## WHAT THE TASK ASKS
Please output the records below in full, exactly as given, but without the images.
■ ■ ■ ■ ■
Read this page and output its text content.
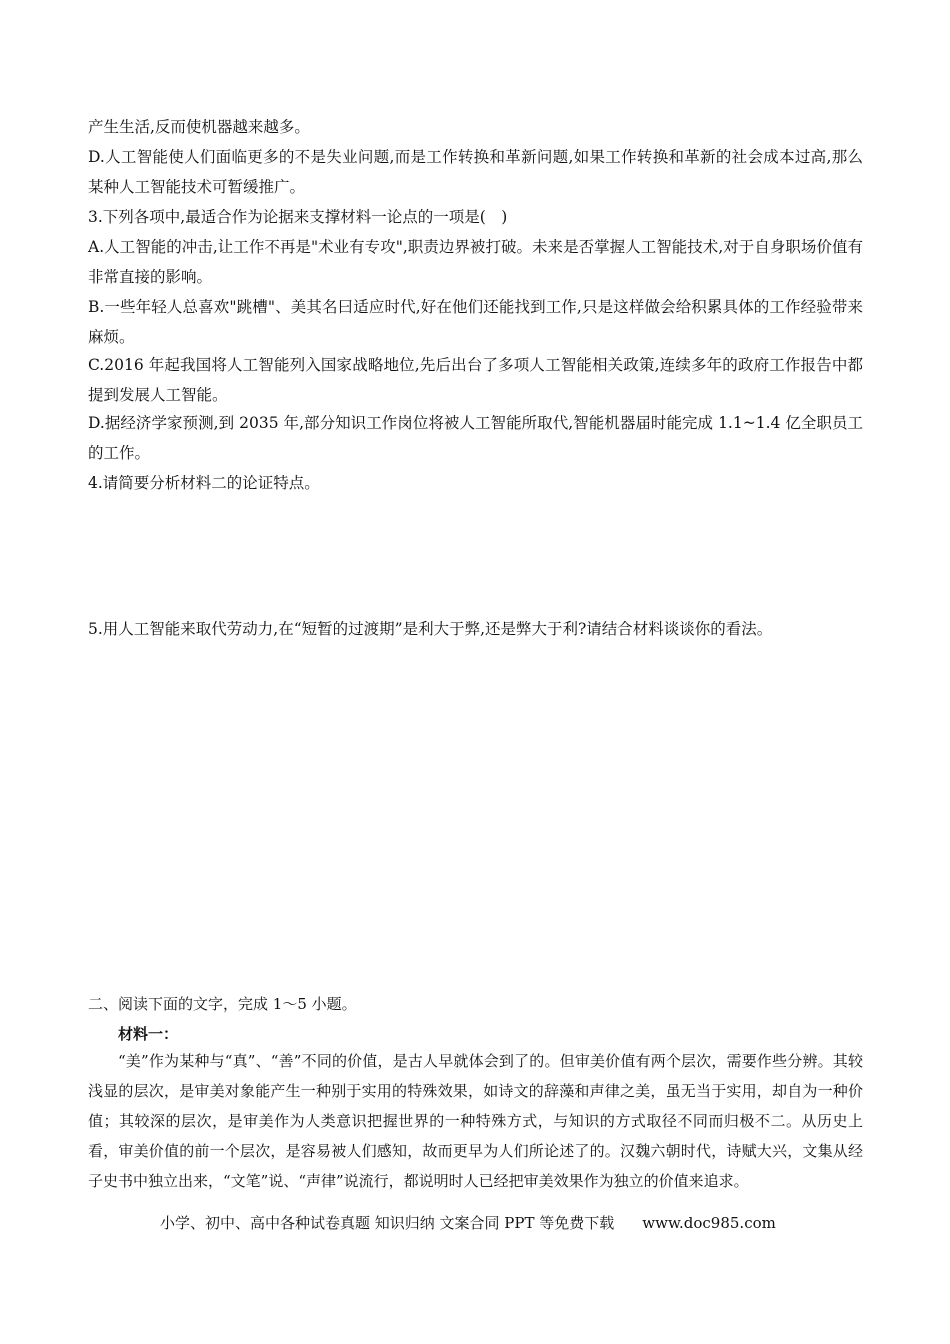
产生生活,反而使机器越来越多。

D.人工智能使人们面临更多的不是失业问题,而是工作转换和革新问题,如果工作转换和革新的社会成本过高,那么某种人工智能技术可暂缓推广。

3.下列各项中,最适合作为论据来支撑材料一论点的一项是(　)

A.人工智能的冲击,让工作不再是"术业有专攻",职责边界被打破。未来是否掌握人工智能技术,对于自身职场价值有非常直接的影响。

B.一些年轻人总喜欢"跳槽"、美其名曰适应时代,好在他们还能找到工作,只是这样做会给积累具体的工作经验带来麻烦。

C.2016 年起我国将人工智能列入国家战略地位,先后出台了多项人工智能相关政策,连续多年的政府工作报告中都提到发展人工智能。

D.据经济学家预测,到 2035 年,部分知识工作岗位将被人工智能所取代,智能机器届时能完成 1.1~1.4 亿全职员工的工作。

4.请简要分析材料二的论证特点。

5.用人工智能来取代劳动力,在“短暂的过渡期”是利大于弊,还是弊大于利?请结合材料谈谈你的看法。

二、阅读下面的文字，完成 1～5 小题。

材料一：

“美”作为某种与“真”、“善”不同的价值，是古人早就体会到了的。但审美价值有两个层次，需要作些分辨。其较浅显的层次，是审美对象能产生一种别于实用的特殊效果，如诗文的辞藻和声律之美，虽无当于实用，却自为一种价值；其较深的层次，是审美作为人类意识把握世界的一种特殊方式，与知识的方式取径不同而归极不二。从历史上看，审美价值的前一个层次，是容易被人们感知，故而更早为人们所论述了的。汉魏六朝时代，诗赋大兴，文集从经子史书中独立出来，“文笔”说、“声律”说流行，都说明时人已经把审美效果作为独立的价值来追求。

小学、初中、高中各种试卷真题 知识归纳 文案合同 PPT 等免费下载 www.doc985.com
■ ■ ■ ■ ■
## WRITTEN ANSWER
Read this page and output its text content.
产生生活,反而使机器越来越多。

D.人工智能使人们面临更多的不是失业问题,而是工作转换和革新问题,如果工作转换和革新的社会成本过高,那么某种人工智能技术可暂缓推广。

3.下列各项中,最适合作为论据来支撑材料一论点的一项是(　)

A.人工智能的冲击,让工作不再是"术业有专攻",职责边界被打破。未来是否掌握人工智能技术,对于自身职场价值有非常直接的影响。

B.一些年轻人总喜欢"跳槽"、美其名曰适应时代,好在他们还能找到工作,只是这样做会给积累具体的工作经验带来麻烦。

C.2016 年起我国将人工智能列入国家战略地位,先后出台了多项人工智能相关政策,连续多年的政府工作报告中都提到发展人工智能。

D.据经济学家预测,到 2035 年,部分知识工作岗位将被人工智能所取代,智能机器届时能完成 1.1~1.4 亿全职员工的工作。

4.请简要分析材料二的论证特点。

5.用人工智能来取代劳动力,在“短暂的过渡期”是利大于弊,还是弊大于利?请结合材料谈谈你的看法。

二、阅读下面的文字，完成 1～5 小题。

材料一：

“美”作为某种与“真”、“善”不同的价值，是古人早就体会到了的。但审美价值有两个层次，需要作些分辨。其较浅显的层次，是审美对象能产生一种别于实用的特殊效果，如诗文的辞藻和声律之美，虽无当于实用，却自为一种价值；其较深的层次，是审美作为人类意识把握世界的一种特殊方式，与知识的方式取径不同而归极不二。从历史上看，审美价值的前一个层次，是容易被人们感知，故而更早为人们所论述了的。汉魏六朝时代，诗赋大兴，文集从经子史书中独立出来，“文笔”说、“声律”说流行，都说明时人已经把审美效果作为独立的价值来追求。

小学、初中、高中各种试卷真题 知识归纳 文案合同 PPT 等免费下载 www.doc985.com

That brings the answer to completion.